Extracted data:
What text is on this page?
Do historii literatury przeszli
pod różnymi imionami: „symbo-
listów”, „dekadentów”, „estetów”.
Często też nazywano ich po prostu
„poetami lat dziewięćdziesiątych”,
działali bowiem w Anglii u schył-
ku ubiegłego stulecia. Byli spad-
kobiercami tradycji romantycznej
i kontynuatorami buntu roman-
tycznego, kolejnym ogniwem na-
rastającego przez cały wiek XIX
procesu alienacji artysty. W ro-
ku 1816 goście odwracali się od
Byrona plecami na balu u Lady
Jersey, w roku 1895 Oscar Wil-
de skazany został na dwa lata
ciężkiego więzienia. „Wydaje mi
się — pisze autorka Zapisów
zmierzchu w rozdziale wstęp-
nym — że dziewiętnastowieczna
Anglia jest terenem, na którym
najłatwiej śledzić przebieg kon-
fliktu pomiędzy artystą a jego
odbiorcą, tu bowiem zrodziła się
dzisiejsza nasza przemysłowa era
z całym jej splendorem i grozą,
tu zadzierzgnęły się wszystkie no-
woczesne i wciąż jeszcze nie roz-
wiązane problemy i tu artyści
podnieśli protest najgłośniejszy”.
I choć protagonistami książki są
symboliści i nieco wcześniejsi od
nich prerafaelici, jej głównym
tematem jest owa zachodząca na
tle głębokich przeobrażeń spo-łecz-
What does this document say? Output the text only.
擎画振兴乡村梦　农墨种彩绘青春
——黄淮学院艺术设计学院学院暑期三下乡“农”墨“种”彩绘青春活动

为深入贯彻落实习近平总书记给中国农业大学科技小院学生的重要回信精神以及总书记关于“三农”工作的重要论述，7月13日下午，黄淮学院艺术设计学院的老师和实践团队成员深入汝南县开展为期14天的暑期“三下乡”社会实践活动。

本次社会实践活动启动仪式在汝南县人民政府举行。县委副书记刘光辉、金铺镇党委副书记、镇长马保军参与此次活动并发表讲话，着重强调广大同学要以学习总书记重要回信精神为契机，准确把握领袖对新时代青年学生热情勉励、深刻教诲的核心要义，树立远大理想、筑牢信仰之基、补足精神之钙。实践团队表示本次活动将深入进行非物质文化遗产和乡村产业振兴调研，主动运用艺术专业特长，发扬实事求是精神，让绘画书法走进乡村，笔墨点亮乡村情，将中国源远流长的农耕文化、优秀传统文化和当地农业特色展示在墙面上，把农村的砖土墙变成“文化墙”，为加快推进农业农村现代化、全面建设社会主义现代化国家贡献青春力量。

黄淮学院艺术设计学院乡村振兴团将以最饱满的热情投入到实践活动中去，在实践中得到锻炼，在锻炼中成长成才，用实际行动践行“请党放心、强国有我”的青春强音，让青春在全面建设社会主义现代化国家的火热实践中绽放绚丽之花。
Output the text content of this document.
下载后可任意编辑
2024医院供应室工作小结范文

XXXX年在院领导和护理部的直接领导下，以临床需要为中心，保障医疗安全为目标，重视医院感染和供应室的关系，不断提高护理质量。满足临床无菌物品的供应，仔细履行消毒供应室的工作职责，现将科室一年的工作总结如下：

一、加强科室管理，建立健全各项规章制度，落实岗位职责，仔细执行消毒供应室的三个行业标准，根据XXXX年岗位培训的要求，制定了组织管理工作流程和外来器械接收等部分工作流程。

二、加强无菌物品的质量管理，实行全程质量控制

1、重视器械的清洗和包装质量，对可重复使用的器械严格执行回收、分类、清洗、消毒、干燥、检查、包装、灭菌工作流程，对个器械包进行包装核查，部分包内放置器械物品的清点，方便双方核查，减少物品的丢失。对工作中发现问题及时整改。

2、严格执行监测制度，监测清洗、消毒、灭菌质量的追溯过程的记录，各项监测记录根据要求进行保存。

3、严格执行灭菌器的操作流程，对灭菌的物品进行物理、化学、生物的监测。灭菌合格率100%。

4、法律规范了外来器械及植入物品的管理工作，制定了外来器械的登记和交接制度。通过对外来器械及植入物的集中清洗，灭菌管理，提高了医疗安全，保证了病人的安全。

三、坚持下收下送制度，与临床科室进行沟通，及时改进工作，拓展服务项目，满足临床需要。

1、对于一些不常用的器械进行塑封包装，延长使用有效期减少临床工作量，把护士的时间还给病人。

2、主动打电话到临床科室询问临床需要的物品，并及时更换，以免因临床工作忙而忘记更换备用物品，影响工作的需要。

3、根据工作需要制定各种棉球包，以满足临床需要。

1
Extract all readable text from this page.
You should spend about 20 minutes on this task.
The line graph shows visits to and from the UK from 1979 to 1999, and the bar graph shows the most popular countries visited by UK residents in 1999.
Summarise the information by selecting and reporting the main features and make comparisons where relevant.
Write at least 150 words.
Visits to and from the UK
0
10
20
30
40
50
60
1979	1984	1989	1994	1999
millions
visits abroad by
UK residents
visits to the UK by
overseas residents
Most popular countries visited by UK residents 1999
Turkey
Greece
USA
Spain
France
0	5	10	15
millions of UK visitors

Directions for this task: Quote all of the entries verbatim.

Reply:
What text is on this page?
Do historii literatury przeszli
pod różnymi imionami: „symbo-
listów”, „dekadentów”, „estetów”.
Często też nazywano ich po prostu
„poetami lat dziewięćdziesiątych”,
działali bowiem w Anglii u schył-
ku ubiegłego stulecia. Byli spad-
kobiercami tradycji romantycznej
i kontynuatorami buntu roman-
tycznego, kolejnym ogniwem na-
rastającego przez cały wiek XIX
procesu alienacji artysty. W ro-
ku 1816 goście odwracali się od
Byrona plecami na balu u Lady
Jersey, w roku 1895 Oscar Wil-
de skazany został na dwa lata
ciężkiego więzienia. „Wydaje mi
się — pisze autorka Zapisów
zmierzchu w rozdziale wstęp-
nym — że dziewiętnastowieczna
Anglia jest terenem, na którym
najłatwiej śledzić przebieg kon-
fliktu pomiędzy artystą a jego
odbiorcą, tu bowiem zrodziła się
dzisiejsza nasza przemysłowa era
z całym jej splendorem i grozą,
tu zadzierzgnęły się wszystkie no-
woczesne i wciąż jeszcze nie roz-
wiązane problemy i tu artyści
podnieśli protest najgłośniejszy”.
I choć protagonistami książki są
symboliści i nieco wcześniejsi od
nich prerafaelici, jej głównym
tematem jest owa zachodząca na
tle głębokich przeobrażeń spo-łecz-
What does this document say? Output the text only.
擎画振兴乡村梦　农墨种彩绘青春
——黄淮学院艺术设计学院学院暑期三下乡“农”墨“种”彩绘青春活动

为深入贯彻落实习近平总书记给中国农业大学科技小院学生的重要回信精神以及总书记关于“三农”工作的重要论述，7月13日下午，黄淮学院艺术设计学院的老师和实践团队成员深入汝南县开展为期14天的暑期“三下乡”社会实践活动。

本次社会实践活动启动仪式在汝南县人民政府举行。县委副书记刘光辉、金铺镇党委副书记、镇长马保军参与此次活动并发表讲话，着重强调广大同学要以学习总书记重要回信精神为契机，准确把握领袖对新时代青年学生热情勉励、深刻教诲的核心要义，树立远大理想、筑牢信仰之基、补足精神之钙。实践团队表示本次活动将深入进行非物质文化遗产和乡村产业振兴调研，主动运用艺术专业特长，发扬实事求是精神，让绘画书法走进乡村，笔墨点亮乡村情，将中国源远流长的农耕文化、优秀传统文化和当地农业特色展示在墙面上，把农村的砖土墙变成“文化墙”，为加快推进农业农村现代化、全面建设社会主义现代化国家贡献青春力量。

黄淮学院艺术设计学院乡村振兴团将以最饱满的热情投入到实践活动中去，在实践中得到锻炼，在锻炼中成长成才，用实际行动践行“请党放心、强国有我”的青春强音，让青春在全面建设社会主义现代化国家的火热实践中绽放绚丽之花。
Output the text content of this document.
下载后可任意编辑
2024医院供应室工作小结范文

XXXX年在院领导和护理部的直接领导下，以临床需要为中心，保障医疗安全为目标，重视医院感染和供应室的关系，不断提高护理质量。满足临床无菌物品的供应，仔细履行消毒供应室的工作职责，现将科室一年的工作总结如下：

一、加强科室管理，建立健全各项规章制度，落实岗位职责，仔细执行消毒供应室的三个行业标准，根据XXXX年岗位培训的要求，制定了组织管理工作流程和外来器械接收等部分工作流程。

二、加强无菌物品的质量管理，实行全程质量控制

1、重视器械的清洗和包装质量，对可重复使用的器械严格执行回收、分类、清洗、消毒、干燥、检查、包装、灭菌工作流程，对个器械包进行包装核查，部分包内放置器械物品的清点，方便双方核查，减少物品的丢失。对工作中发现问题及时整改。

2、严格执行监测制度，监测清洗、消毒、灭菌质量的追溯过程的记录，各项监测记录根据要求进行保存。

3、严格执行灭菌器的操作流程，对灭菌的物品进行物理、化学、生物的监测。灭菌合格率100%。

4、法律规范了外来器械及植入物品的管理工作，制定了外来器械的登记和交接制度。通过对外来器械及植入物的集中清洗，灭菌管理，提高了医疗安全，保证了病人的安全。

三、坚持下收下送制度，与临床科室进行沟通，及时改进工作，拓展服务项目，满足临床需要。

1、对于一些不常用的器械进行塑封包装，延长使用有效期减少临床工作量，把护士的时间还给病人。

2、主动打电话到临床科室询问临床需要的物品，并及时更换，以免因临床工作忙而忘记更换备用物品，影响工作的需要。

3、根据工作需要制定各种棉球包，以满足临床需要。

1
Extract all readable text from this page.
You should spend about 20 minutes on this task.
The line graph shows visits to and from the UK from 1979 to 1999, and the bar graph shows the most popular countries visited by UK residents in 1999.
Summarise the information by selecting and reporting the main features and make comparisons where relevant.
Write at least 150 words.
Visits to and from the UK
0
10
20
30
40
50
60
1979	1984	1989	1994	1999
millions
visits abroad by
UK residents
visits to the UK by
overseas residents
Most popular countries visited by UK residents 1999
Turkey
Greece
USA
Spain
France
0	5	10	15
millions of UK visitors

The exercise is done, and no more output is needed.